-- START Records for the task --
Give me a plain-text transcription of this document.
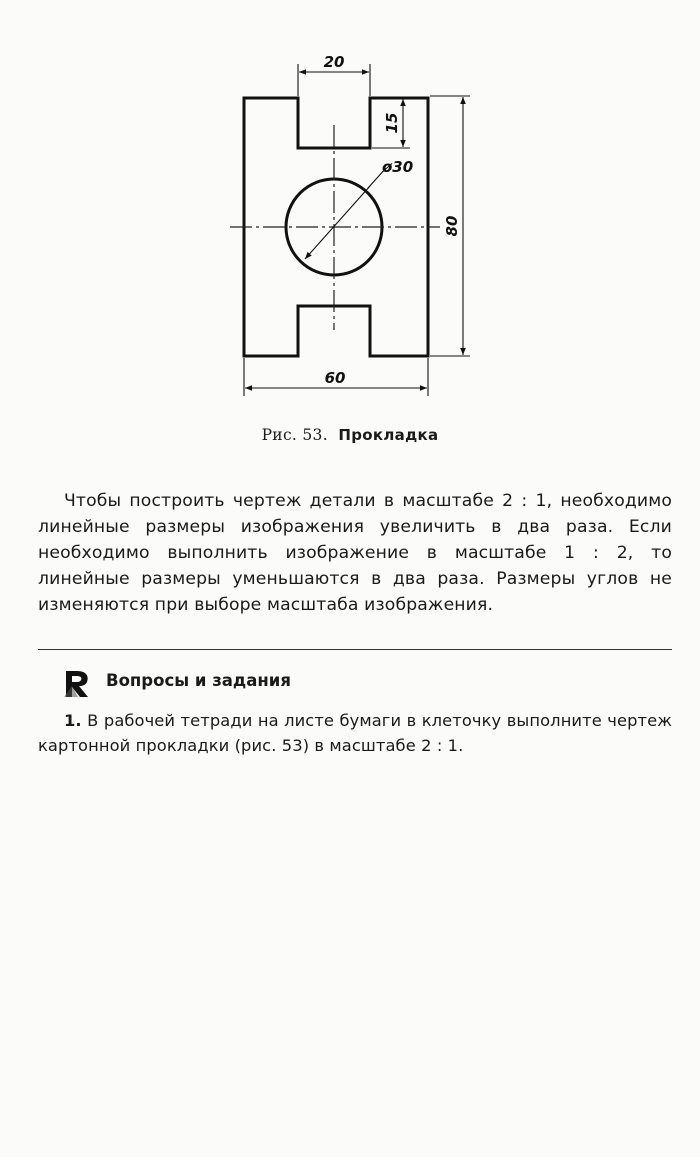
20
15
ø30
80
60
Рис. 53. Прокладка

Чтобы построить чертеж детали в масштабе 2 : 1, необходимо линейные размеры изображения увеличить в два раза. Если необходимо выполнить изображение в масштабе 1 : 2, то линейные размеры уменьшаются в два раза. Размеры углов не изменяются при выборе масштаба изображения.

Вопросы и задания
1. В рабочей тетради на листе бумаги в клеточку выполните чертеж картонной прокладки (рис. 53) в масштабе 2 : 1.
-- END Records for the task --
| Task |
Omit pictures; set down the rest of the material word for word.

| Output |
Give me a plain-text transcription of this document.
20
15
ø30
80
60
Рис. 53. Прокладка

Чтобы построить чертеж детали в масштабе 2 : 1, необходимо линейные размеры изображения увеличить в два раза. Если необходимо выполнить изображение в масштабе 1 : 2, то линейные размеры уменьшаются в два раза. Размеры углов не изменяются при выборе масштаба изображения.

Вопросы и задания
1. В рабочей тетради на листе бумаги в клеточку выполните чертеж картонной прокладки (рис. 53) в масштабе 2 : 1.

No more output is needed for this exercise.